• _Problem requirements_
Every entry below should be repeated exactly; the pictures should not.

----- Extracted records -----

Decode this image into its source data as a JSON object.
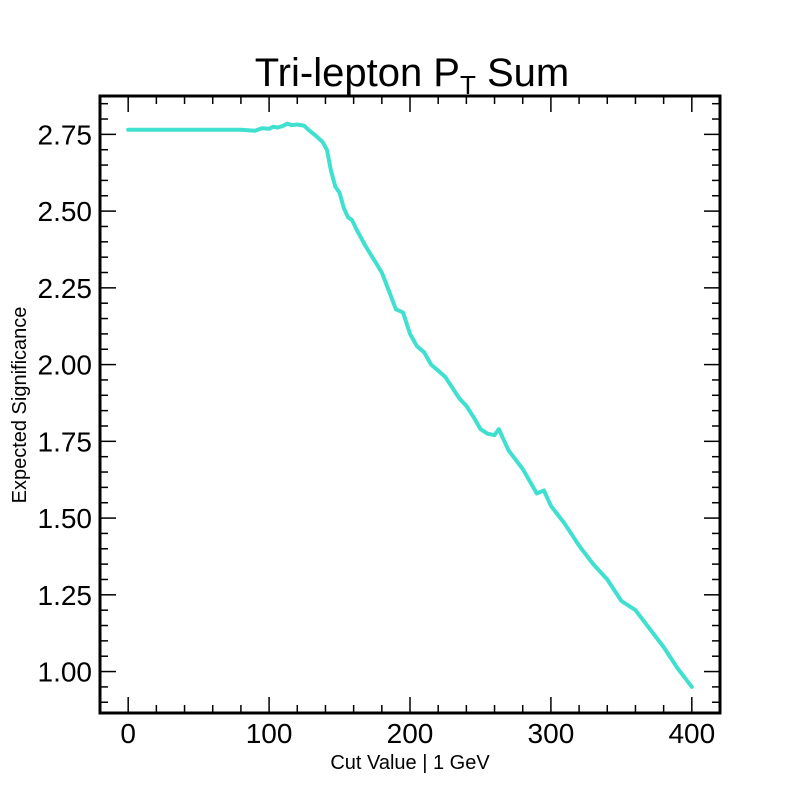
{
  "chart_data": {
    "type": "line",
    "title": "Tri-lepton P",
    "title_subscript": "T",
    "title_suffix": " Sum",
    "xlabel": "Cut Value | 1 GeV",
    "ylabel": "Expected Significance",
    "xlim": [
      -20,
      420
    ],
    "ylim": [
      0.865,
      2.875
    ],
    "xticks": [
      0,
      100,
      200,
      300,
      400
    ],
    "xtick_labels": [
      "0",
      "100",
      "200",
      "300",
      "400"
    ],
    "yticks": [
      1.0,
      1.25,
      1.5,
      1.75,
      2.0,
      2.25,
      2.5,
      2.75
    ],
    "ytick_labels": [
      "1.00",
      "1.25",
      "1.50",
      "1.75",
      "2.00",
      "2.25",
      "2.50",
      "2.75"
    ],
    "grid": false,
    "legend": "none",
    "line_color": "#40e0d0",
    "series": [
      {
        "x": [
          0,
          20,
          40,
          60,
          80,
          90,
          95,
          100,
          103,
          106,
          110,
          113,
          116,
          120,
          125,
          128,
          132,
          135,
          138,
          141,
          144,
          147,
          150,
          153,
          156,
          159,
          162,
          165,
          168,
          172,
          176,
          180,
          185,
          190,
          195,
          200,
          205,
          210,
          215,
          220,
          225,
          230,
          235,
          240,
          245,
          250,
          255,
          260,
          263,
          266,
          270,
          275,
          280,
          285,
          290,
          295,
          300,
          305,
          310,
          320,
          330,
          340,
          350,
          360,
          370,
          380,
          390,
          395,
          400
        ],
        "y": [
          2.765,
          2.765,
          2.765,
          2.765,
          2.765,
          2.762,
          2.77,
          2.768,
          2.775,
          2.772,
          2.778,
          2.785,
          2.78,
          2.782,
          2.778,
          2.765,
          2.75,
          2.738,
          2.725,
          2.7,
          2.63,
          2.58,
          2.56,
          2.51,
          2.48,
          2.47,
          2.44,
          2.415,
          2.39,
          2.36,
          2.33,
          2.3,
          2.24,
          2.18,
          2.17,
          2.1,
          2.06,
          2.04,
          2.0,
          1.98,
          1.96,
          1.925,
          1.89,
          1.865,
          1.83,
          1.79,
          1.775,
          1.77,
          1.79,
          1.76,
          1.72,
          1.69,
          1.66,
          1.62,
          1.58,
          1.59,
          1.54,
          1.51,
          1.48,
          1.41,
          1.35,
          1.3,
          1.23,
          1.2,
          1.14,
          1.08,
          1.01,
          0.98,
          0.95
        ]
      }
    ]
  }
}
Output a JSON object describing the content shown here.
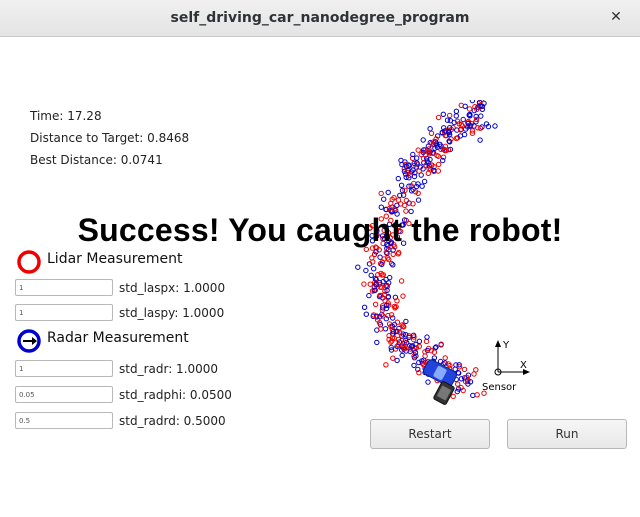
{
  "window": {
    "title": "self_driving_car_nanodegree_program",
    "close_glyph": "✕"
  },
  "stats": {
    "time": "Time: 17.28",
    "distance": "Distance to Target: 0.8468",
    "best": "Best Distance: 0.0741"
  },
  "banner": "Success! You caught the robot!",
  "lidar": {
    "label": "Lidar Measurement",
    "params": [
      {
        "value": "1",
        "label": "std_laspx: 1.0000"
      },
      {
        "value": "1",
        "label": "std_laspy: 1.0000"
      }
    ]
  },
  "radar": {
    "label": "Radar Measurement",
    "params": [
      {
        "value": "1",
        "label": "std_radr: 1.0000"
      },
      {
        "value": "0.05",
        "label": "std_radphi: 0.0500"
      },
      {
        "value": "0.5",
        "label": "std_radrd: 0.5000"
      }
    ]
  },
  "axes": {
    "x": "X",
    "y": "Y",
    "sensor": "Sensor"
  },
  "buttons": {
    "restart": "Restart",
    "run": "Run"
  },
  "colors": {
    "lidar": "#ee0000",
    "radar": "#0000cc",
    "car": "#2244dd"
  }
}
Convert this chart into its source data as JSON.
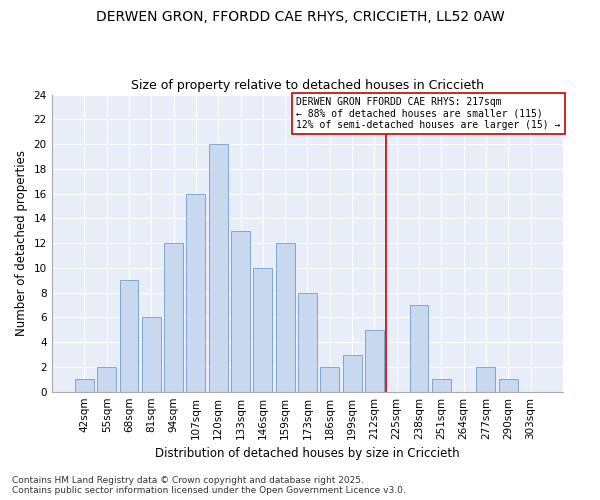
{
  "title": "DERWEN GRON, FFORDD CAE RHYS, CRICCIETH, LL52 0AW",
  "subtitle": "Size of property relative to detached houses in Criccieth",
  "xlabel": "Distribution of detached houses by size in Criccieth",
  "ylabel": "Number of detached properties",
  "bar_labels": [
    "42sqm",
    "55sqm",
    "68sqm",
    "81sqm",
    "94sqm",
    "107sqm",
    "120sqm",
    "133sqm",
    "146sqm",
    "159sqm",
    "173sqm",
    "186sqm",
    "199sqm",
    "212sqm",
    "225sqm",
    "238sqm",
    "251sqm",
    "264sqm",
    "277sqm",
    "290sqm",
    "303sqm"
  ],
  "bar_values": [
    1,
    2,
    9,
    6,
    12,
    16,
    20,
    13,
    10,
    12,
    8,
    2,
    3,
    5,
    0,
    7,
    1,
    0,
    2,
    1,
    0
  ],
  "bar_color": "#c8d8ee",
  "bar_edge_color": "#6e9fcc",
  "vline_x": 13.5,
  "vline_color": "#cc0000",
  "annotation_text": "DERWEN GRON FFORDD CAE RHYS: 217sqm\n← 88% of detached houses are smaller (115)\n12% of semi-detached houses are larger (15) →",
  "annotation_box_color": "#ffffff",
  "annotation_box_edge": "#cc0000",
  "ylim": [
    0,
    24
  ],
  "yticks": [
    0,
    2,
    4,
    6,
    8,
    10,
    12,
    14,
    16,
    18,
    20,
    22,
    24
  ],
  "footnote1": "Contains HM Land Registry data © Crown copyright and database right 2025.",
  "footnote2": "Contains public sector information licensed under the Open Government Licence v3.0.",
  "background_color": "#ffffff",
  "plot_background": "#e8eef8",
  "title_fontsize": 10,
  "subtitle_fontsize": 9,
  "xlabel_fontsize": 8.5,
  "ylabel_fontsize": 8.5,
  "tick_fontsize": 7.5,
  "annotation_fontsize": 7,
  "footnote_fontsize": 6.5
}
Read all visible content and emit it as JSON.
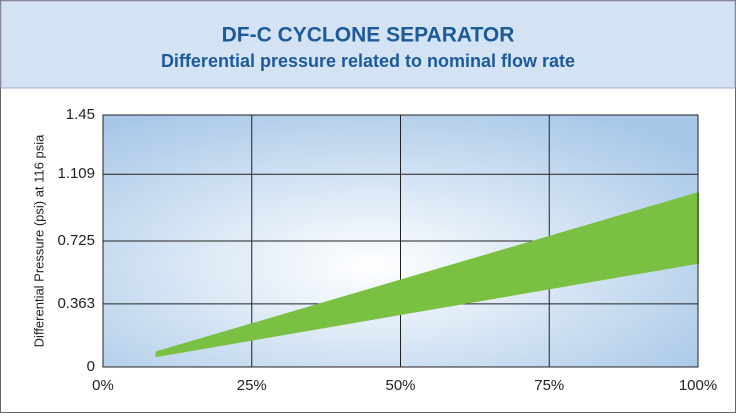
{
  "chart_data": {
    "type": "area_band",
    "title": "DF-C CYCLONE SEPARATOR",
    "subtitle": "Differential pressure related to nominal flow rate",
    "ylabel": "Differential Pressure (psi) at 116 psia",
    "x": [
      9,
      100
    ],
    "band": {
      "color": "#7ac143",
      "lower": [
        0.063,
        0.6
      ],
      "upper": [
        0.085,
        1.0
      ]
    },
    "xlim": [
      0,
      100
    ],
    "xticks": [
      {
        "value": 0,
        "label": "0%"
      },
      {
        "value": 25,
        "label": "25%"
      },
      {
        "value": 50,
        "label": "50%"
      },
      {
        "value": 75,
        "label": "75%"
      },
      {
        "value": 100,
        "label": "100%"
      }
    ],
    "ylim": [
      0,
      1.45
    ],
    "yticks": [
      0,
      0.363,
      0.725,
      1.109,
      1.45
    ],
    "grid": true
  }
}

-----

• _Exercise response_
Decode this image into its source data as a JSON object.
{
  "chart_data": {
    "type": "line",
    "title": "Tri-lepton P",
    "title_subscript": "T",
    "title_suffix": " Sum",
    "xlabel": "Cut Value | 1 GeV",
    "ylabel": "Expected Significance",
    "xlim": [
      -20,
      420
    ],
    "ylim": [
      0.865,
      2.875
    ],
    "xticks": [
      0,
      100,
      200,
      300,
      400
    ],
    "xtick_labels": [
      "0",
      "100",
      "200",
      "300",
      "400"
    ],
    "yticks": [
      1.0,
      1.25,
      1.5,
      1.75,
      2.0,
      2.25,
      2.5,
      2.75
    ],
    "ytick_labels": [
      "1.00",
      "1.25",
      "1.50",
      "1.75",
      "2.00",
      "2.25",
      "2.50",
      "2.75"
    ],
    "grid": false,
    "legend": "none",
    "line_color": "#40e0d0",
    "series": [
      {
        "x": [
          0,
          20,
          40,
          60,
          80,
          90,
          95,
          100,
          103,
          106,
          110,
          113,
          116,
          120,
          125,
          128,
          132,
          135,
          138,
          141,
          144,
          147,
          150,
          153,
          156,
          159,
          162,
          165,
          168,
          172,
          176,
          180,
          185,
          190,
          195,
          200,
          205,
          210,
          215,
          220,
          225,
          230,
          235,
          240,
          245,
          250,
          255,
          260,
          263,
          266,
          270,
          275,
          280,
          285,
          290,
          295,
          300,
          305,
          310,
          320,
          330,
          340,
          350,
          360,
          370,
          380,
          390,
          395,
          400
        ],
        "y": [
          2.765,
          2.765,
          2.765,
          2.765,
          2.765,
          2.762,
          2.77,
          2.768,
          2.775,
          2.772,
          2.778,
          2.785,
          2.78,
          2.782,
          2.778,
          2.765,
          2.75,
          2.738,
          2.725,
          2.7,
          2.63,
          2.58,
          2.56,
          2.51,
          2.48,
          2.47,
          2.44,
          2.415,
          2.39,
          2.36,
          2.33,
          2.3,
          2.24,
          2.18,
          2.17,
          2.1,
          2.06,
          2.04,
          2.0,
          1.98,
          1.96,
          1.925,
          1.89,
          1.865,
          1.83,
          1.79,
          1.775,
          1.77,
          1.79,
          1.76,
          1.72,
          1.69,
          1.66,
          1.62,
          1.58,
          1.59,
          1.54,
          1.51,
          1.48,
          1.41,
          1.35,
          1.3,
          1.23,
          1.2,
          1.14,
          1.08,
          1.01,
          0.98,
          0.95
        ]
      }
    ]
  }
}
Output a JSON object describing the content shown here.
{
  "window": {
    "title": "self_driving_car_nanodegree_program",
    "close_glyph": "✕"
  },
  "stats": {
    "time": "Time: 17.28",
    "distance": "Distance to Target: 0.8468",
    "best": "Best Distance: 0.0741"
  },
  "banner": "Success! You caught the robot!",
  "lidar": {
    "label": "Lidar Measurement",
    "params": [
      {
        "value": "1",
        "label": "std_laspx: 1.0000"
      },
      {
        "value": "1",
        "label": "std_laspy: 1.0000"
      }
    ]
  },
  "radar": {
    "label": "Radar Measurement",
    "params": [
      {
        "value": "1",
        "label": "std_radr: 1.0000"
      },
      {
        "value": "0.05",
        "label": "std_radphi: 0.0500"
      },
      {
        "value": "0.5",
        "label": "std_radrd: 0.5000"
      }
    ]
  },
  "axes": {
    "x": "X",
    "y": "Y",
    "sensor": "Sensor"
  },
  "buttons": {
    "restart": "Restart",
    "run": "Run"
  },
  "colors": {
    "lidar": "#ee0000",
    "radar": "#0000cc",
    "car": "#2244dd"
  }
}
Convert this chart into its source data as JSON.
{
  "title": "DERWEN GRON, FFORDD CAE RHYS, CRICCIETH, LL52 0AW",
  "subtitle": "Size of property relative to detached houses in Criccieth",
  "xlabel": "Distribution of detached houses by size in Criccieth",
  "ylabel": "Number of detached properties",
  "bar_labels": [
    "42sqm",
    "55sqm",
    "68sqm",
    "81sqm",
    "94sqm",
    "107sqm",
    "120sqm",
    "133sqm",
    "146sqm",
    "159sqm",
    "173sqm",
    "186sqm",
    "199sqm",
    "212sqm",
    "225sqm",
    "238sqm",
    "251sqm",
    "264sqm",
    "277sqm",
    "290sqm",
    "303sqm"
  ],
  "bar_values": [
    1,
    2,
    9,
    6,
    12,
    16,
    20,
    13,
    10,
    12,
    8,
    2,
    3,
    5,
    0,
    7,
    1,
    0,
    2,
    1,
    0
  ],
  "bar_color": "#c8d8ee",
  "bar_edge_color": "#6e9fcc",
  "vline_x": 13.5,
  "vline_color": "#cc0000",
  "annotation_text": "DERWEN GRON FFORDD CAE RHYS: 217sqm\n← 88% of detached houses are smaller (115)\n12% of semi-detached houses are larger (15) →",
  "annotation_box_color": "#ffffff",
  "annotation_box_edge": "#cc0000",
  "ylim": [
    0,
    24
  ],
  "yticks": [
    0,
    2,
    4,
    6,
    8,
    10,
    12,
    14,
    16,
    18,
    20,
    22,
    24
  ],
  "footnote1": "Contains HM Land Registry data © Crown copyright and database right 2025.",
  "footnote2": "Contains public sector information licensed under the Open Government Licence v3.0.",
  "background_color": "#ffffff",
  "plot_background": "#e8eef8",
  "title_fontsize": 10,
  "subtitle_fontsize": 9,
  "xlabel_fontsize": 8.5,
  "ylabel_fontsize": 8.5,
  "tick_fontsize": 7.5,
  "annotation_fontsize": 7,
  "footnote_fontsize": 6.5
}
Read all visible content and emit it as JSON.
{
  "chart_data": {
    "type": "area_band",
    "title": "DF-C CYCLONE SEPARATOR",
    "subtitle": "Differential pressure related to nominal flow rate",
    "ylabel": "Differential Pressure (psi) at 116 psia",
    "x": [
      9,
      100
    ],
    "band": {
      "color": "#7ac143",
      "lower": [
        0.063,
        0.6
      ],
      "upper": [
        0.085,
        1.0
      ]
    },
    "xlim": [
      0,
      100
    ],
    "xticks": [
      {
        "value": 0,
        "label": "0%"
      },
      {
        "value": 25,
        "label": "25%"
      },
      {
        "value": 50,
        "label": "50%"
      },
      {
        "value": 75,
        "label": "75%"
      },
      {
        "value": 100,
        "label": "100%"
      }
    ],
    "ylim": [
      0,
      1.45
    ],
    "yticks": [
      0,
      0.363,
      0.725,
      1.109,
      1.45
    ],
    "grid": true
  }
}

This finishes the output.